== ENTRIES ==
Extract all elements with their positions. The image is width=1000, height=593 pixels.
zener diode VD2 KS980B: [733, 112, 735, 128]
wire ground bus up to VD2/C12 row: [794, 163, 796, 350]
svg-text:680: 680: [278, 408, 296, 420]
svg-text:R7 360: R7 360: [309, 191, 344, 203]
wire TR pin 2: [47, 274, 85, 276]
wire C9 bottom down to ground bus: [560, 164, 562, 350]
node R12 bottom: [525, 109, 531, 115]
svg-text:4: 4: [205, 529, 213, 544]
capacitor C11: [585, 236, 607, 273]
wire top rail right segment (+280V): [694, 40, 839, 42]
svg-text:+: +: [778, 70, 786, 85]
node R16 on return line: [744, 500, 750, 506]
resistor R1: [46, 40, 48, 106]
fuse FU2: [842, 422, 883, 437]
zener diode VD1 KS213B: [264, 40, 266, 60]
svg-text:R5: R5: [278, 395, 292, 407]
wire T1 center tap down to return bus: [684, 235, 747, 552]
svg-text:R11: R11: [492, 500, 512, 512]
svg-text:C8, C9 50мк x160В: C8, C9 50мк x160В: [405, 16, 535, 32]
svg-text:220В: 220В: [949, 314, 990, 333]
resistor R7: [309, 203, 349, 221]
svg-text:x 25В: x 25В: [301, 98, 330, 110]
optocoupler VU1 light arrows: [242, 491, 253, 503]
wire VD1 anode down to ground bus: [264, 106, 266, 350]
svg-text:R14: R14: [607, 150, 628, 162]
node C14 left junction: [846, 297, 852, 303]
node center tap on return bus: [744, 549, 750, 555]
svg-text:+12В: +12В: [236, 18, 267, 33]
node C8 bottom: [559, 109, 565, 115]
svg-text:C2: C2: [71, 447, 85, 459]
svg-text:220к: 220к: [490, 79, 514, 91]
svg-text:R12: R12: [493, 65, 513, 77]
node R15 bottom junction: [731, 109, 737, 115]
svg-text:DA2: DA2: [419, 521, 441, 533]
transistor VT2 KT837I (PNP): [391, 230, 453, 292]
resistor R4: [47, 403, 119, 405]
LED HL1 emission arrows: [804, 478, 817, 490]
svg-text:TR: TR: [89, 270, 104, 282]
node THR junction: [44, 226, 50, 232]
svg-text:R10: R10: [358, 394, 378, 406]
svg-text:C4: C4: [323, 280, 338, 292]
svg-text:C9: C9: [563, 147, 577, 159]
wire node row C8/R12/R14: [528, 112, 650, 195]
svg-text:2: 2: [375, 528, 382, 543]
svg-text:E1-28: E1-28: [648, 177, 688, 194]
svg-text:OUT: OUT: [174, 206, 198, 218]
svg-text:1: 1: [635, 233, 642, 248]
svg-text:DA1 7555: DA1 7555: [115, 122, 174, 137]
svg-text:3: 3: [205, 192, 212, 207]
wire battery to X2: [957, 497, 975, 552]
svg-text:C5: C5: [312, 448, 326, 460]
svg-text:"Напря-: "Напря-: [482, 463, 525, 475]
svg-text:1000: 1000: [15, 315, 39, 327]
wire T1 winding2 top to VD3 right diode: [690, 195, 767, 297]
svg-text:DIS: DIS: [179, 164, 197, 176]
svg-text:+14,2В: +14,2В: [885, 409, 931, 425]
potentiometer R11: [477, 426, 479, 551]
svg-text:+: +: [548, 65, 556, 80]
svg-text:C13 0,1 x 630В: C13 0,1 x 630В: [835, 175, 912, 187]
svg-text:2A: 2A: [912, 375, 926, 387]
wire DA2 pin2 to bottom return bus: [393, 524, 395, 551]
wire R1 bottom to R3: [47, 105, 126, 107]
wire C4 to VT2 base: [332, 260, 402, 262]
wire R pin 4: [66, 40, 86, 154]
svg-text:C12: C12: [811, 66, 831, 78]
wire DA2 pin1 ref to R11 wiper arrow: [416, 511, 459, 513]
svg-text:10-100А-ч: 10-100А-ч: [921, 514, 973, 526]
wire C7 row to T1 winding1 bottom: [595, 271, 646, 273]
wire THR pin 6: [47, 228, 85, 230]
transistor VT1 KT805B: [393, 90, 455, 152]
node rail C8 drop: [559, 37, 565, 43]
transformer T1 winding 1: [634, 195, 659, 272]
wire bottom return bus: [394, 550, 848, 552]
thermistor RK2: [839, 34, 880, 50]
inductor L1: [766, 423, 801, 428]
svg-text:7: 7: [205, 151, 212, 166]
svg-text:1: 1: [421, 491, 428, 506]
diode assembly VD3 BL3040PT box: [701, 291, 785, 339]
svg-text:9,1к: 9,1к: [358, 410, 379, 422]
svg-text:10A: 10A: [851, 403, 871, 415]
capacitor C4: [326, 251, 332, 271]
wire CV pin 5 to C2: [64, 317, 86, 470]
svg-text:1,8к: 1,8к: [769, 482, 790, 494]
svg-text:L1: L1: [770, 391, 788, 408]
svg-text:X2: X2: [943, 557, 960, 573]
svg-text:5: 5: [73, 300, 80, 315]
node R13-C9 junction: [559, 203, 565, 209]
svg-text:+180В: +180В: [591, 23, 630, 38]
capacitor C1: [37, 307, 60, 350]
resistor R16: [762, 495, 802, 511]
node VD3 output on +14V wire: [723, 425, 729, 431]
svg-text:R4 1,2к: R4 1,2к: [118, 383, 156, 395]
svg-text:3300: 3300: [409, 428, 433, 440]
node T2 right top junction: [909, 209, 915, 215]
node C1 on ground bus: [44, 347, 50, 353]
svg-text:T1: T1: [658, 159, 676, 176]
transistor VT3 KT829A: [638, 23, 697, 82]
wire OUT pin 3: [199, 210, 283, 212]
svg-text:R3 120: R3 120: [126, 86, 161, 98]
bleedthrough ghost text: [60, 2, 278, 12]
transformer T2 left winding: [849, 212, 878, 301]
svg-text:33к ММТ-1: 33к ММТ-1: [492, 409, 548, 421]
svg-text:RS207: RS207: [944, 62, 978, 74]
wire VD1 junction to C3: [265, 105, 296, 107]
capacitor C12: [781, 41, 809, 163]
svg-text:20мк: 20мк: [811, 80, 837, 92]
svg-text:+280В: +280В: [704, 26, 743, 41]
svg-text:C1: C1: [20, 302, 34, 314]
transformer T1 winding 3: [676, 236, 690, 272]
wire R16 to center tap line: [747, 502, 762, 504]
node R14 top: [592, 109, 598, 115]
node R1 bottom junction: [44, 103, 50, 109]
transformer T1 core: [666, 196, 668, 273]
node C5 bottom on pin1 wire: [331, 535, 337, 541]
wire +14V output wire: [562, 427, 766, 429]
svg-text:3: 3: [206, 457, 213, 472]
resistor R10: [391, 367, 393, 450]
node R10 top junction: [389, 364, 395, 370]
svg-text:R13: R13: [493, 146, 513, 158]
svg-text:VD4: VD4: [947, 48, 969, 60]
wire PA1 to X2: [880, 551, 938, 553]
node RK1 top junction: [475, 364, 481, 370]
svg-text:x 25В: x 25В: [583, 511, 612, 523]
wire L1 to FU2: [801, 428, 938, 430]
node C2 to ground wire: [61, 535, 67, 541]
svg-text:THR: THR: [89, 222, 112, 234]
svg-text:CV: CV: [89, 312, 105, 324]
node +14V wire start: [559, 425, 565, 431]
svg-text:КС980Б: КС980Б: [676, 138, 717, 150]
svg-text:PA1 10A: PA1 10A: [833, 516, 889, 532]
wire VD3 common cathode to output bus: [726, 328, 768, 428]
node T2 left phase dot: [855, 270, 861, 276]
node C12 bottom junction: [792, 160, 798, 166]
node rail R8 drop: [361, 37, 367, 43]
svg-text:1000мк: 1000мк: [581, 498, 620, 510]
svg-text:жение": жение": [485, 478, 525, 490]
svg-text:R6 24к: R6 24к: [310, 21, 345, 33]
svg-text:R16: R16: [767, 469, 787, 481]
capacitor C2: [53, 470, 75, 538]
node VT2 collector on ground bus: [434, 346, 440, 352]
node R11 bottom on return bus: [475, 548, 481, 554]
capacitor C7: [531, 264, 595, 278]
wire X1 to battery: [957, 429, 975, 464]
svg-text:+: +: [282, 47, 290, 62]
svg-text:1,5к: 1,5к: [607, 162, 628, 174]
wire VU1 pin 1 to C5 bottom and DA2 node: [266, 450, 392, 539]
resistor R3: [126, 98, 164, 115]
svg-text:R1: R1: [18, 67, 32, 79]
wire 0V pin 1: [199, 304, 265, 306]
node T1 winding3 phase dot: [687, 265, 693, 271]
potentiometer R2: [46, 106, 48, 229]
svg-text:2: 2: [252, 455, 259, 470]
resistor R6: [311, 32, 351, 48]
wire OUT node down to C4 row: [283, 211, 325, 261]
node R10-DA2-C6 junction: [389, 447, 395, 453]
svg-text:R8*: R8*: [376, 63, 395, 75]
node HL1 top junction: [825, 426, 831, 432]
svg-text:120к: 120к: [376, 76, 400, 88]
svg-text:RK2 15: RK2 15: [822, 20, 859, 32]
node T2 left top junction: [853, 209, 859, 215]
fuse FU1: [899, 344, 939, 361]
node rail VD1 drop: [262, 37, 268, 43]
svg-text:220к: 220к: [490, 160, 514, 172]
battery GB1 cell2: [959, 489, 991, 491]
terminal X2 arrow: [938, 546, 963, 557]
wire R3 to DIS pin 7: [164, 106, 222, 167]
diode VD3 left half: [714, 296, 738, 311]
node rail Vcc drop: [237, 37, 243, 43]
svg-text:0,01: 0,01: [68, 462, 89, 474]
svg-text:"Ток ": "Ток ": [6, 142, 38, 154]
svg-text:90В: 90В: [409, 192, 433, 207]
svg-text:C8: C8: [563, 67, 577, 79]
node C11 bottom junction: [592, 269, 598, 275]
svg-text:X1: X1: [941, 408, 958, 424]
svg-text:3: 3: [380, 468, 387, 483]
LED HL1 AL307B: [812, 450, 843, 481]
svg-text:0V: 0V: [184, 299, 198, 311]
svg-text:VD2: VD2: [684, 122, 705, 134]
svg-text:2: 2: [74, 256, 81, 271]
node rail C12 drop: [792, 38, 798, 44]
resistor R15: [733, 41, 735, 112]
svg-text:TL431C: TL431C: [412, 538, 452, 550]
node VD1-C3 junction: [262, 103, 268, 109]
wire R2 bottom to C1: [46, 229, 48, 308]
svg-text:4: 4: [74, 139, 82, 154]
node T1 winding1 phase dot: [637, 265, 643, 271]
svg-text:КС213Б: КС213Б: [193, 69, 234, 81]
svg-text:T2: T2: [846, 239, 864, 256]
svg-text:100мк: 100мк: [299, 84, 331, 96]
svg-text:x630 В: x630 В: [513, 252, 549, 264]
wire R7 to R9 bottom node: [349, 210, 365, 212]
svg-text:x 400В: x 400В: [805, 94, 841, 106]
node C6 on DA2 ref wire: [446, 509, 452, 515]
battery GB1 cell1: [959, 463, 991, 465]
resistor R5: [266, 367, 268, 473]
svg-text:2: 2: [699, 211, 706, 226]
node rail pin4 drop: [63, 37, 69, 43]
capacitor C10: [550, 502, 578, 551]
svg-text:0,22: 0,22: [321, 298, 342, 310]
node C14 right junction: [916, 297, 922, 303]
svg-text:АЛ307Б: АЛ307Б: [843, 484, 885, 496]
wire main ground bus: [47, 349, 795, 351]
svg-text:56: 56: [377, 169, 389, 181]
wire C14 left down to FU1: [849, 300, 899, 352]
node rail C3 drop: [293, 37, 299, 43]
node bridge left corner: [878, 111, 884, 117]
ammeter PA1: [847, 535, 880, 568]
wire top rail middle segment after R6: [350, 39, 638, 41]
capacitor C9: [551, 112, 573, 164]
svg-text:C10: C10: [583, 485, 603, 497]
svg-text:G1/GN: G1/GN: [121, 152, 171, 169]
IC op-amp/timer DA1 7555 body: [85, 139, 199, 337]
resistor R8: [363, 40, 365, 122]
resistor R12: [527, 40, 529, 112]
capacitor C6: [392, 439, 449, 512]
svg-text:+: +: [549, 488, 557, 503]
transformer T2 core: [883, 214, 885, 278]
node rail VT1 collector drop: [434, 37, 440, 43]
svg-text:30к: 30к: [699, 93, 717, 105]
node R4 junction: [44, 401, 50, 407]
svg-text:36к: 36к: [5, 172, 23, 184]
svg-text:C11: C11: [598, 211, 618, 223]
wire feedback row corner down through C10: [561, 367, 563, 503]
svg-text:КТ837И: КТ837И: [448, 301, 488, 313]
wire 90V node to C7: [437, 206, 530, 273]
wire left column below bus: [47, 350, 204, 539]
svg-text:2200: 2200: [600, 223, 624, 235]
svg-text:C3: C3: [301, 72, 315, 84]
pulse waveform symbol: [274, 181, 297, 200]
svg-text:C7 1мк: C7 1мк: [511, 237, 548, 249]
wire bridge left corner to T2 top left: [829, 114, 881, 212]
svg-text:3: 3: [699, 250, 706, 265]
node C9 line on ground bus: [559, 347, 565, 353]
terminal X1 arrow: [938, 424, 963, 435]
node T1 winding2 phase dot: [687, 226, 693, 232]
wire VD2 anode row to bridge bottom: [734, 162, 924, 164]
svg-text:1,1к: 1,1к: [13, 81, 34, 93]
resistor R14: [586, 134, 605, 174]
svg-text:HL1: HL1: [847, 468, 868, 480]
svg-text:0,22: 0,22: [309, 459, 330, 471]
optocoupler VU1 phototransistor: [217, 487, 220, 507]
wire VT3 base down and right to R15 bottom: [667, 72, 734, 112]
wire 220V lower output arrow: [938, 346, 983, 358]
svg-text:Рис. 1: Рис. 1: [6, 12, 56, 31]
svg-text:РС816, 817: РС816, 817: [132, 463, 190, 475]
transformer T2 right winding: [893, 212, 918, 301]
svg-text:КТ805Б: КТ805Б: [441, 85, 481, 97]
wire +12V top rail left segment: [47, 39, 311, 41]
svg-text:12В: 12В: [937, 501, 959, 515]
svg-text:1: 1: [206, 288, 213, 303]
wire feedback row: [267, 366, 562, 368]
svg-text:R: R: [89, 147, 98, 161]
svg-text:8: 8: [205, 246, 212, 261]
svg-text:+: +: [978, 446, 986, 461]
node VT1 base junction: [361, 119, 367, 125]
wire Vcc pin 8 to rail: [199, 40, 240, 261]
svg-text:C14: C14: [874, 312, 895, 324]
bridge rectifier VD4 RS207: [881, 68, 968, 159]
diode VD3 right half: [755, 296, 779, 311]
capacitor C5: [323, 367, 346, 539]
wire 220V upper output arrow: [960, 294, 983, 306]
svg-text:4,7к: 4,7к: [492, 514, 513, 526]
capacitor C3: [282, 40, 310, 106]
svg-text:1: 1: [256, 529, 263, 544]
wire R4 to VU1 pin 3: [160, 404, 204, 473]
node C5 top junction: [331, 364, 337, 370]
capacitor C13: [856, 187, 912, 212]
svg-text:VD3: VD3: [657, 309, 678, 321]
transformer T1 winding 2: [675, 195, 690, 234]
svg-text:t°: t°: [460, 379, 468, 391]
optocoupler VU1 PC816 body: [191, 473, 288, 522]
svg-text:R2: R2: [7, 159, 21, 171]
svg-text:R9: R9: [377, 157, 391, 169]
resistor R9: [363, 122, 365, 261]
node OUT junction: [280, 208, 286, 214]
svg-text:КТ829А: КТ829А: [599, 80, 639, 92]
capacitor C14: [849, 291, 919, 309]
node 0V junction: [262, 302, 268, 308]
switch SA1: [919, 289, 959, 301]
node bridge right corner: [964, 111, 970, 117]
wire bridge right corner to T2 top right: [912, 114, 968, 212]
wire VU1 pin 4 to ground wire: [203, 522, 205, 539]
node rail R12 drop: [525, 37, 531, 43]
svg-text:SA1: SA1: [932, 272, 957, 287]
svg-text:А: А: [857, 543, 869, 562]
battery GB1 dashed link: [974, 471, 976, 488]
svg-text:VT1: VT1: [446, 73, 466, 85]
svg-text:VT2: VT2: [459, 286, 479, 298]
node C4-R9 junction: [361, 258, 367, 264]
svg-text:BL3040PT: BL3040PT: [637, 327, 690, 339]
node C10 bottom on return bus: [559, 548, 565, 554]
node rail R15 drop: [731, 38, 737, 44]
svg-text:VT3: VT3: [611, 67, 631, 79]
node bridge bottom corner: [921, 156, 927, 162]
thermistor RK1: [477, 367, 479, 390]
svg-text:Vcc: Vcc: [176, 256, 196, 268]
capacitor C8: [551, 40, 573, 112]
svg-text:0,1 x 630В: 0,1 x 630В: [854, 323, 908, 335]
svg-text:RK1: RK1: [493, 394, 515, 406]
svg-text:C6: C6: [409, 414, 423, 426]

== STATED EXERCISE ==
Can you reproduce, unchanged, the entries from the very first line up to and including the line with "svg-text:R5: R5: [278, 395, 292, 407]"?

== ANSWER TO THIS EXERCISE ==
Extract all elements with their positions. The image is width=1000, height=593 pixels.
zener diode VD2 KS980B: [733, 112, 735, 128]
wire ground bus up to VD2/C12 row: [794, 163, 796, 350]
svg-text:680: 680: [278, 408, 296, 420]
svg-text:R7 360: R7 360: [309, 191, 344, 203]
wire TR pin 2: [47, 274, 85, 276]
wire C9 bottom down to ground bus: [560, 164, 562, 350]
node R12 bottom: [525, 109, 531, 115]
svg-text:4: 4: [205, 529, 213, 544]
capacitor C11: [585, 236, 607, 273]
wire top rail right segment (+280V): [694, 40, 839, 42]
svg-text:+: +: [778, 70, 786, 85]
node R16 on return line: [744, 500, 750, 506]
resistor R1: [46, 40, 48, 106]
fuse FU2: [842, 422, 883, 437]
zener diode VD1 KS213B: [264, 40, 266, 60]
svg-text:R5: R5: [278, 395, 292, 407]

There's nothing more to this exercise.